■ Exercise description
Copy every line of the listing that holds the string "name".

>> Begin Input material

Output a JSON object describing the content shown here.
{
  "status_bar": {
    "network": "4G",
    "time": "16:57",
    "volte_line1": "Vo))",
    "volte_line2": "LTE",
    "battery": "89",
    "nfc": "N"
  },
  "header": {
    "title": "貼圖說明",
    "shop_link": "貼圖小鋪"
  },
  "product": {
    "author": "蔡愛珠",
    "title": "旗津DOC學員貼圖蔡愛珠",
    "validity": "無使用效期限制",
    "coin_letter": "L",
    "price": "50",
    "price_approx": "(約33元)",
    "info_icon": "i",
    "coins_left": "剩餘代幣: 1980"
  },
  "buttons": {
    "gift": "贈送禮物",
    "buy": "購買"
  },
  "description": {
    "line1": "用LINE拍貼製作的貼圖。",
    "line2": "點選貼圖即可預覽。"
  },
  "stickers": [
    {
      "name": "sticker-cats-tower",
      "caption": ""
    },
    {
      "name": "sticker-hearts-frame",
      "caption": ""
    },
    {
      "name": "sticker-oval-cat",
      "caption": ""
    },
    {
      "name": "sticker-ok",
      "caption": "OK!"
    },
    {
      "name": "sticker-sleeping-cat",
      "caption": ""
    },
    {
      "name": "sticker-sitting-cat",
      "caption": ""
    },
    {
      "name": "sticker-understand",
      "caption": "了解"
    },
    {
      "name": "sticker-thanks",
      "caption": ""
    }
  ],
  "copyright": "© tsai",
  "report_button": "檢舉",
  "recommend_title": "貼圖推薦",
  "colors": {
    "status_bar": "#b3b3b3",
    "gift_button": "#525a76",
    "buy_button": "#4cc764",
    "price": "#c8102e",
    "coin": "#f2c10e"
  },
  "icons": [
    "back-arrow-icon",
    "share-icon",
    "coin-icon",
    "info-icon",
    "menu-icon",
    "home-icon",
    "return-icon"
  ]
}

>> End Input material

■ Output of the task
      "name": "sticker-cats-tower",
      "name": "sticker-hearts-frame",
      "name": "sticker-oval-cat",
      "name": "sticker-ok",
      "name": "sticker-sleeping-cat",
      "name": "sticker-sitting-cat",
      "name": "sticker-understand",
      "name": "sticker-thanks",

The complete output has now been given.